Your instructions
Each entry in the listing below should be restated word for word.

[Records contained in a dataset]
◆ ◆ ◆ ◆
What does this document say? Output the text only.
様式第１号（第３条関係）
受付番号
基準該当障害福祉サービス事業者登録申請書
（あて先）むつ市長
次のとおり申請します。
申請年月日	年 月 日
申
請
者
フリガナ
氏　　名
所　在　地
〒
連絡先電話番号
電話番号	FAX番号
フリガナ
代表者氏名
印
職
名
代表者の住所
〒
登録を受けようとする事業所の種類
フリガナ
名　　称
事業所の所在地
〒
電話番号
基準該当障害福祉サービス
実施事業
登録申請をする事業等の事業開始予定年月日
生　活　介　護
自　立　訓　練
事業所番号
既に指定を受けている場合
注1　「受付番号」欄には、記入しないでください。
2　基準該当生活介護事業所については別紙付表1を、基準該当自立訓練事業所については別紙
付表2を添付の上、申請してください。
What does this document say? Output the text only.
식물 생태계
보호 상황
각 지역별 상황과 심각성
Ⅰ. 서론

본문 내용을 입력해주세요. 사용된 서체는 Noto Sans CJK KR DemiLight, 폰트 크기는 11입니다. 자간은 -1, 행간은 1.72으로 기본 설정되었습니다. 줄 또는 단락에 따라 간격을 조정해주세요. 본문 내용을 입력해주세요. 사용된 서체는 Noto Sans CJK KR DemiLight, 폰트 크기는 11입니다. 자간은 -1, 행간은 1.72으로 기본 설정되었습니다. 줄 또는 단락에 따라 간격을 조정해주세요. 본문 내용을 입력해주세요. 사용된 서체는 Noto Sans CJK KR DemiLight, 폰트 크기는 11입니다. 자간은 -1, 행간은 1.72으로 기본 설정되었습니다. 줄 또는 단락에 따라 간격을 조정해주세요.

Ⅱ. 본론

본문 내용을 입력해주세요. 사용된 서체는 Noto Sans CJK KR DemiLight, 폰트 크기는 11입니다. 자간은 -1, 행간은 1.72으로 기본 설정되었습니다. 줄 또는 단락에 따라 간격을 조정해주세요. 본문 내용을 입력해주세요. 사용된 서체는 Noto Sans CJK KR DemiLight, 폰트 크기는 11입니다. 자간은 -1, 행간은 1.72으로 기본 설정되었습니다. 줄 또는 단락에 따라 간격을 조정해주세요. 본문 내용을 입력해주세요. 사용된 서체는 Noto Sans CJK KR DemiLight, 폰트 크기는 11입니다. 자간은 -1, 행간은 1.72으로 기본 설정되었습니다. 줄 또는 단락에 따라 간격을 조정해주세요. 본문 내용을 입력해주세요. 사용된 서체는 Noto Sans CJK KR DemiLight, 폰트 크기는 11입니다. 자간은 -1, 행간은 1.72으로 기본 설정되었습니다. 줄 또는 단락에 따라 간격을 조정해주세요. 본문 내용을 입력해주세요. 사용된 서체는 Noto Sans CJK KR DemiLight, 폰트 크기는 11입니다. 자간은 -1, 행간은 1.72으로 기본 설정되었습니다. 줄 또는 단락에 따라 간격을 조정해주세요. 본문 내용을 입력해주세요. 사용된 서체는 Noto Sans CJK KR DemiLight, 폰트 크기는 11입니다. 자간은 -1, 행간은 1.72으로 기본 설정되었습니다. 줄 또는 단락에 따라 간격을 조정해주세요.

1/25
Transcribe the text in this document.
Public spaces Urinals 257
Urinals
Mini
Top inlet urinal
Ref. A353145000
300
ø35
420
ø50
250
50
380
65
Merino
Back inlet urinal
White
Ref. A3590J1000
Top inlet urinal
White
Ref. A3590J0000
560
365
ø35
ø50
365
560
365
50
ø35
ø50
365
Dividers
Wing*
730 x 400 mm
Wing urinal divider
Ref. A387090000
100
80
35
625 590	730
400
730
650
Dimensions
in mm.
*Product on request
◆ ◆ ◆ ◆
Written answer
What does this document say? Output the text only.
様式第１号（第３条関係）
受付番号
基準該当障害福祉サービス事業者登録申請書
（あて先）むつ市長
次のとおり申請します。
申請年月日	年 月 日
申
請
者
フリガナ
氏　　名
所　在　地
〒
連絡先電話番号
電話番号	FAX番号
フリガナ
代表者氏名
印
職
名
代表者の住所
〒
登録を受けようとする事業所の種類
フリガナ
名　　称
事業所の所在地
〒
電話番号
基準該当障害福祉サービス
実施事業
登録申請をする事業等の事業開始予定年月日
生　活　介　護
自　立　訓　練
事業所番号
既に指定を受けている場合
注1　「受付番号」欄には、記入しないでください。
2　基準該当生活介護事業所については別紙付表1を、基準該当自立訓練事業所については別紙
付表2を添付の上、申請してください。
What does this document say? Output the text only.
식물 생태계
보호 상황
각 지역별 상황과 심각성
Ⅰ. 서론

본문 내용을 입력해주세요. 사용된 서체는 Noto Sans CJK KR DemiLight, 폰트 크기는 11입니다. 자간은 -1, 행간은 1.72으로 기본 설정되었습니다. 줄 또는 단락에 따라 간격을 조정해주세요. 본문 내용을 입력해주세요. 사용된 서체는 Noto Sans CJK KR DemiLight, 폰트 크기는 11입니다. 자간은 -1, 행간은 1.72으로 기본 설정되었습니다. 줄 또는 단락에 따라 간격을 조정해주세요. 본문 내용을 입력해주세요. 사용된 서체는 Noto Sans CJK KR DemiLight, 폰트 크기는 11입니다. 자간은 -1, 행간은 1.72으로 기본 설정되었습니다. 줄 또는 단락에 따라 간격을 조정해주세요.

Ⅱ. 본론

본문 내용을 입력해주세요. 사용된 서체는 Noto Sans CJK KR DemiLight, 폰트 크기는 11입니다. 자간은 -1, 행간은 1.72으로 기본 설정되었습니다. 줄 또는 단락에 따라 간격을 조정해주세요. 본문 내용을 입력해주세요. 사용된 서체는 Noto Sans CJK KR DemiLight, 폰트 크기는 11입니다. 자간은 -1, 행간은 1.72으로 기본 설정되었습니다. 줄 또는 단락에 따라 간격을 조정해주세요. 본문 내용을 입력해주세요. 사용된 서체는 Noto Sans CJK KR DemiLight, 폰트 크기는 11입니다. 자간은 -1, 행간은 1.72으로 기본 설정되었습니다. 줄 또는 단락에 따라 간격을 조정해주세요. 본문 내용을 입력해주세요. 사용된 서체는 Noto Sans CJK KR DemiLight, 폰트 크기는 11입니다. 자간은 -1, 행간은 1.72으로 기본 설정되었습니다. 줄 또는 단락에 따라 간격을 조정해주세요. 본문 내용을 입력해주세요. 사용된 서체는 Noto Sans CJK KR DemiLight, 폰트 크기는 11입니다. 자간은 -1, 행간은 1.72으로 기본 설정되었습니다. 줄 또는 단락에 따라 간격을 조정해주세요. 본문 내용을 입력해주세요. 사용된 서체는 Noto Sans CJK KR DemiLight, 폰트 크기는 11입니다. 자간은 -1, 행간은 1.72으로 기본 설정되었습니다. 줄 또는 단락에 따라 간격을 조정해주세요.

1/25
Transcribe the text in this document.
Public spaces Urinals 257
Urinals
Mini
Top inlet urinal
Ref. A353145000
300
ø35
420
ø50
250
50
380
65
Merino
Back inlet urinal
White
Ref. A3590J1000
Top inlet urinal
White
Ref. A3590J0000
560
365
ø35
ø50
365
560
365
50
ø35
ø50
365
Dividers
Wing*
730 x 400 mm
Wing urinal divider
Ref. A387090000
100
80
35
625 590	730
400
730
650
Dimensions
in mm.
*Product on request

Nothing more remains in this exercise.